_TASK PROMPT_
From the entries below, report how many lines contain the string "Table". Give only that number.

_Some records_

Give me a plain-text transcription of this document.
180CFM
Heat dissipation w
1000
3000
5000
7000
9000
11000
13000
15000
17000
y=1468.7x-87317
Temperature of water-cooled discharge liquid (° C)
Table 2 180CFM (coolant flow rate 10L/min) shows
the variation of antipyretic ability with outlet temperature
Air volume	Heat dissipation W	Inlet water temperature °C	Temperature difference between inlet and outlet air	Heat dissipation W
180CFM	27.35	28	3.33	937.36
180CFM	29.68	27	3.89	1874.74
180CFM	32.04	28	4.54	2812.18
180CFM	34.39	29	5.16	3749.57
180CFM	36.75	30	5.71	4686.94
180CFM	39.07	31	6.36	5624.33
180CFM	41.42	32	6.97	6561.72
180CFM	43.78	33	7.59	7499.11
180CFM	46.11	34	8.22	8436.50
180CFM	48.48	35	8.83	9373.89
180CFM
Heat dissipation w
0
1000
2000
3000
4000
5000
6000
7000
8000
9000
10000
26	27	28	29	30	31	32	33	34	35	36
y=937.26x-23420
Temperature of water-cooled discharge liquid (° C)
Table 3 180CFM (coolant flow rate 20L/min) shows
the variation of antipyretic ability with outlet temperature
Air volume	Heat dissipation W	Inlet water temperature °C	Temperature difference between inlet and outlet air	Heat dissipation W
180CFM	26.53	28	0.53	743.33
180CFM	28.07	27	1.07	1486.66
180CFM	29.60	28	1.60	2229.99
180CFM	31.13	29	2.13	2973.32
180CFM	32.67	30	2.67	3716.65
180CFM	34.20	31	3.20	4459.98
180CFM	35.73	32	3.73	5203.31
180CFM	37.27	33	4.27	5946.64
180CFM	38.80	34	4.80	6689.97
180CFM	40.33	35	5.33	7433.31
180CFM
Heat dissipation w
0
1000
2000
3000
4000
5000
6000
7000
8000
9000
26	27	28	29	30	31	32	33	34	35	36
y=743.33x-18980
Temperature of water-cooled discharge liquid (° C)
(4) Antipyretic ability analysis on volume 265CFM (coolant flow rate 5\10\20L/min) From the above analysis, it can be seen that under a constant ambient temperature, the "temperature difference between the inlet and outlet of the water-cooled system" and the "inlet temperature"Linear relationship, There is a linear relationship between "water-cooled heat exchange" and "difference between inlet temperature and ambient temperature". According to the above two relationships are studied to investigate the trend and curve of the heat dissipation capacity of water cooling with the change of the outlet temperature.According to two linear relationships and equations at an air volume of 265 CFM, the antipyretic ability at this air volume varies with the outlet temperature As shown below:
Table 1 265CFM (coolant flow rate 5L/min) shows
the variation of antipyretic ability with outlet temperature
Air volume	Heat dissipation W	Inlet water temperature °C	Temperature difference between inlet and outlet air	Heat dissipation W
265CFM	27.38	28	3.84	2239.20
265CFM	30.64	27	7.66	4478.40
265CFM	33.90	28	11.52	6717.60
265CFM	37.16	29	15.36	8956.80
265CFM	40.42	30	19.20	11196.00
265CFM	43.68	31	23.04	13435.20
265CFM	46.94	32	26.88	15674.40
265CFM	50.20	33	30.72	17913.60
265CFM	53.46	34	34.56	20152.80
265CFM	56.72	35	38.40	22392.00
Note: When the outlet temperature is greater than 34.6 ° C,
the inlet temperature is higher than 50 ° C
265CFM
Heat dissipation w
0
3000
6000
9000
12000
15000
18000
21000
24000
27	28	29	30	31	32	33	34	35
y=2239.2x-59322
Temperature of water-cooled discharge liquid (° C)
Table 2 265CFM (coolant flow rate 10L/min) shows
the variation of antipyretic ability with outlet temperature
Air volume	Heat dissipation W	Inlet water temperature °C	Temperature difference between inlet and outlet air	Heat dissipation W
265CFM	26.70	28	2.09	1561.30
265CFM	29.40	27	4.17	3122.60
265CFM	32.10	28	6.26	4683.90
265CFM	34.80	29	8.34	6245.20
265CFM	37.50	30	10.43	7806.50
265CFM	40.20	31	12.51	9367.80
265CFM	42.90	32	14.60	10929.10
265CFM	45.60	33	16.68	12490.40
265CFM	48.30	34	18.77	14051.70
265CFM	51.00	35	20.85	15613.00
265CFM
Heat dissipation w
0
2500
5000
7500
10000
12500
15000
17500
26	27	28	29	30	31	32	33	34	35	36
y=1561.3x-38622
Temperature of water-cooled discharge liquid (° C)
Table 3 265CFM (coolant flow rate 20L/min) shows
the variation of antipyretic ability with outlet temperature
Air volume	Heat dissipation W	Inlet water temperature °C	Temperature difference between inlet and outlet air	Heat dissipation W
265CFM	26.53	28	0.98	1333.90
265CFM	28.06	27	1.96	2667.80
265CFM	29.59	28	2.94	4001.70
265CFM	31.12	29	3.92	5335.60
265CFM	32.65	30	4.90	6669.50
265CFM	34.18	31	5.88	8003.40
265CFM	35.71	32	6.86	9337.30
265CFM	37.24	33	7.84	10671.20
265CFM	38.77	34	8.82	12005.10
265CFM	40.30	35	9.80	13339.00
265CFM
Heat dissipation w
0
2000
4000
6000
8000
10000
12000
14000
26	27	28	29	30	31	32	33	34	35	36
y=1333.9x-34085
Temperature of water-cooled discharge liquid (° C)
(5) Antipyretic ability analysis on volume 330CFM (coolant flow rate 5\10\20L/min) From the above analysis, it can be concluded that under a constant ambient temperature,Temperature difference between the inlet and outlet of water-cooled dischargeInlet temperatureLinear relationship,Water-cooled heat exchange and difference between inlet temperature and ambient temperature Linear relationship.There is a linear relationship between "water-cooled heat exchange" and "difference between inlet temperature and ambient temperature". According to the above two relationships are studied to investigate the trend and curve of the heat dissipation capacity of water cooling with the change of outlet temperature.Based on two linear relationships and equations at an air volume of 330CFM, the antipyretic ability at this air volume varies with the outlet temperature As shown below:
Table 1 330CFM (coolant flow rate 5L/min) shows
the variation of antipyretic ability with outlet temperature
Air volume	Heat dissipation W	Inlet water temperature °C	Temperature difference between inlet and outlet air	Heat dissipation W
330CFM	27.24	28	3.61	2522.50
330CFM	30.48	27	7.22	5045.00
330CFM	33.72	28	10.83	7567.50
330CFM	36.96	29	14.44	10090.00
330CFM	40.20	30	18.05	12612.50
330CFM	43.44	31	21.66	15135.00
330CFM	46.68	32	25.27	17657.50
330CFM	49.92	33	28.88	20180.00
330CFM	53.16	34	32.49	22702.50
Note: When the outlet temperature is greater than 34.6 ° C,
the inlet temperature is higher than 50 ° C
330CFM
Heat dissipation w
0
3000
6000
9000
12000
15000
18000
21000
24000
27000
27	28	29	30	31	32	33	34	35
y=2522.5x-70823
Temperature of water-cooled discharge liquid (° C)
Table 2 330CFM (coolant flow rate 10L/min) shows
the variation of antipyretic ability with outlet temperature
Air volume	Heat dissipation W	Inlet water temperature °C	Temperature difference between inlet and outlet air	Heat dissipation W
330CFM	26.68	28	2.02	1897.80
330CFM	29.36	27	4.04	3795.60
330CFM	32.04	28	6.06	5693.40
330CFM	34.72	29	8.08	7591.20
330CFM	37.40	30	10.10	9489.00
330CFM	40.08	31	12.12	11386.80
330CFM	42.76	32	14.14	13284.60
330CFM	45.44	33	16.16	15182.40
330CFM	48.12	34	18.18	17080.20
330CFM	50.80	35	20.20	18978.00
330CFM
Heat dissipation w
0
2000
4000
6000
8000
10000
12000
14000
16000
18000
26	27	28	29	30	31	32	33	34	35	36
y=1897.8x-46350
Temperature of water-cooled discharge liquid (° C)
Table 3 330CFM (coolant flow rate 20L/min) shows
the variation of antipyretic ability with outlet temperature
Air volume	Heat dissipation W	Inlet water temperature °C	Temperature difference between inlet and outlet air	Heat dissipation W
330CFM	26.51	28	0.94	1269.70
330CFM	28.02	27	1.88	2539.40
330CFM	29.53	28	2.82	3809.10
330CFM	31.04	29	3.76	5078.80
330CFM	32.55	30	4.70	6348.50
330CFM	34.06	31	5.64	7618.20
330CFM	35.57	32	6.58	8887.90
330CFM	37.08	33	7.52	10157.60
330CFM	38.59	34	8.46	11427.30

_EXERCISE RESPONSE_
8